AIM
Present the following data again exactly as it is shown.

--------

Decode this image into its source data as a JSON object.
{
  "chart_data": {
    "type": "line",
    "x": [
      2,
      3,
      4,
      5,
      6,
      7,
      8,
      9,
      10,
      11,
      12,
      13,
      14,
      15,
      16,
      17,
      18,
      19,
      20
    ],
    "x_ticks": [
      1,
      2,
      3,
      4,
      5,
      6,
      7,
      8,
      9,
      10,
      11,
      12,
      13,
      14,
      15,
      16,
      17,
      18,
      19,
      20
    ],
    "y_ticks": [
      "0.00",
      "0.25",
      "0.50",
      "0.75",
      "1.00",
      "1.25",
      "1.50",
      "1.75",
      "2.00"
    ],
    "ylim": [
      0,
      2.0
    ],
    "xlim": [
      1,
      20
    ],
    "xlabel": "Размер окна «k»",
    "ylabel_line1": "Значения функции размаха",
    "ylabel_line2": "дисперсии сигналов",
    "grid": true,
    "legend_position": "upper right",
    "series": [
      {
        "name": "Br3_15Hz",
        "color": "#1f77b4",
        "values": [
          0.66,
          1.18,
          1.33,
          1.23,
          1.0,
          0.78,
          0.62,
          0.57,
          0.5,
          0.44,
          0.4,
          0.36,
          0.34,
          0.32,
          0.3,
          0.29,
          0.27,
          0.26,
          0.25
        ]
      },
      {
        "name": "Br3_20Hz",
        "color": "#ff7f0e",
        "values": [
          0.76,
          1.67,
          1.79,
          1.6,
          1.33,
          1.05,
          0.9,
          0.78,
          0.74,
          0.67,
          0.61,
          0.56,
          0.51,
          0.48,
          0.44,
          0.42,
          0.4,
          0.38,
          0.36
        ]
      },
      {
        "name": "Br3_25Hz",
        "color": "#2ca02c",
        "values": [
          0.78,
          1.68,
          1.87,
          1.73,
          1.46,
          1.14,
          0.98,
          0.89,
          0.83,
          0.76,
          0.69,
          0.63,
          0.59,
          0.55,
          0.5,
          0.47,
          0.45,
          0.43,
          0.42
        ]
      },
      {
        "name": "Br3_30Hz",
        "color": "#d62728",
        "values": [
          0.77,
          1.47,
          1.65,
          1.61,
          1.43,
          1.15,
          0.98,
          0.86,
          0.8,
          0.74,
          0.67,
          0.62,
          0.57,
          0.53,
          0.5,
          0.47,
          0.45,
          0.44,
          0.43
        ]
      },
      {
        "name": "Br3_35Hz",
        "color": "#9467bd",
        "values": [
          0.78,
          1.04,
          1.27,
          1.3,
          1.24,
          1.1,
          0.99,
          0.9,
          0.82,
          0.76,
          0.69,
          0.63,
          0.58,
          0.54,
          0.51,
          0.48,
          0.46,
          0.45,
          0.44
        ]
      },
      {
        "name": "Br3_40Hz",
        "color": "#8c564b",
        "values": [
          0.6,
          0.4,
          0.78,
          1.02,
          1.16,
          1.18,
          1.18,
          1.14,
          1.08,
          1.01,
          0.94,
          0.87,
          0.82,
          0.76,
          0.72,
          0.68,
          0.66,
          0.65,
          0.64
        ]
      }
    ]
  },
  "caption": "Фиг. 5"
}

--------

TASK SOLUTION
Decode this image into its source data as a JSON object.
{
  "chart_data": {
    "type": "line",
    "x": [
      2,
      3,
      4,
      5,
      6,
      7,
      8,
      9,
      10,
      11,
      12,
      13,
      14,
      15,
      16,
      17,
      18,
      19,
      20
    ],
    "x_ticks": [
      1,
      2,
      3,
      4,
      5,
      6,
      7,
      8,
      9,
      10,
      11,
      12,
      13,
      14,
      15,
      16,
      17,
      18,
      19,
      20
    ],
    "y_ticks": [
      "0.00",
      "0.25",
      "0.50",
      "0.75",
      "1.00",
      "1.25",
      "1.50",
      "1.75",
      "2.00"
    ],
    "ylim": [
      0,
      2.0
    ],
    "xlim": [
      1,
      20
    ],
    "xlabel": "Размер окна «k»",
    "ylabel_line1": "Значения функции размаха",
    "ylabel_line2": "дисперсии сигналов",
    "grid": true,
    "legend_position": "upper right",
    "series": [
      {
        "name": "Br3_15Hz",
        "color": "#1f77b4",
        "values": [
          0.66,
          1.18,
          1.33,
          1.23,
          1.0,
          0.78,
          0.62,
          0.57,
          0.5,
          0.44,
          0.4,
          0.36,
          0.34,
          0.32,
          0.3,
          0.29,
          0.27,
          0.26,
          0.25
        ]
      },
      {
        "name": "Br3_20Hz",
        "color": "#ff7f0e",
        "values": [
          0.76,
          1.67,
          1.79,
          1.6,
          1.33,
          1.05,
          0.9,
          0.78,
          0.74,
          0.67,
          0.61,
          0.56,
          0.51,
          0.48,
          0.44,
          0.42,
          0.4,
          0.38,
          0.36
        ]
      },
      {
        "name": "Br3_25Hz",
        "color": "#2ca02c",
        "values": [
          0.78,
          1.68,
          1.87,
          1.73,
          1.46,
          1.14,
          0.98,
          0.89,
          0.83,
          0.76,
          0.69,
          0.63,
          0.59,
          0.55,
          0.5,
          0.47,
          0.45,
          0.43,
          0.42
        ]
      },
      {
        "name": "Br3_30Hz",
        "color": "#d62728",
        "values": [
          0.77,
          1.47,
          1.65,
          1.61,
          1.43,
          1.15,
          0.98,
          0.86,
          0.8,
          0.74,
          0.67,
          0.62,
          0.57,
          0.53,
          0.5,
          0.47,
          0.45,
          0.44,
          0.43
        ]
      },
      {
        "name": "Br3_35Hz",
        "color": "#9467bd",
        "values": [
          0.78,
          1.04,
          1.27,
          1.3,
          1.24,
          1.1,
          0.99,
          0.9,
          0.82,
          0.76,
          0.69,
          0.63,
          0.58,
          0.54,
          0.51,
          0.48,
          0.46,
          0.45,
          0.44
        ]
      },
      {
        "name": "Br3_40Hz",
        "color": "#8c564b",
        "values": [
          0.6,
          0.4,
          0.78,
          1.02,
          1.16,
          1.18,
          1.18,
          1.14,
          1.08,
          1.01,
          0.94,
          0.87,
          0.82,
          0.76,
          0.72,
          0.68,
          0.66,
          0.65,
          0.64
        ]
      }
    ]
  },
  "caption": "Фиг. 5"
}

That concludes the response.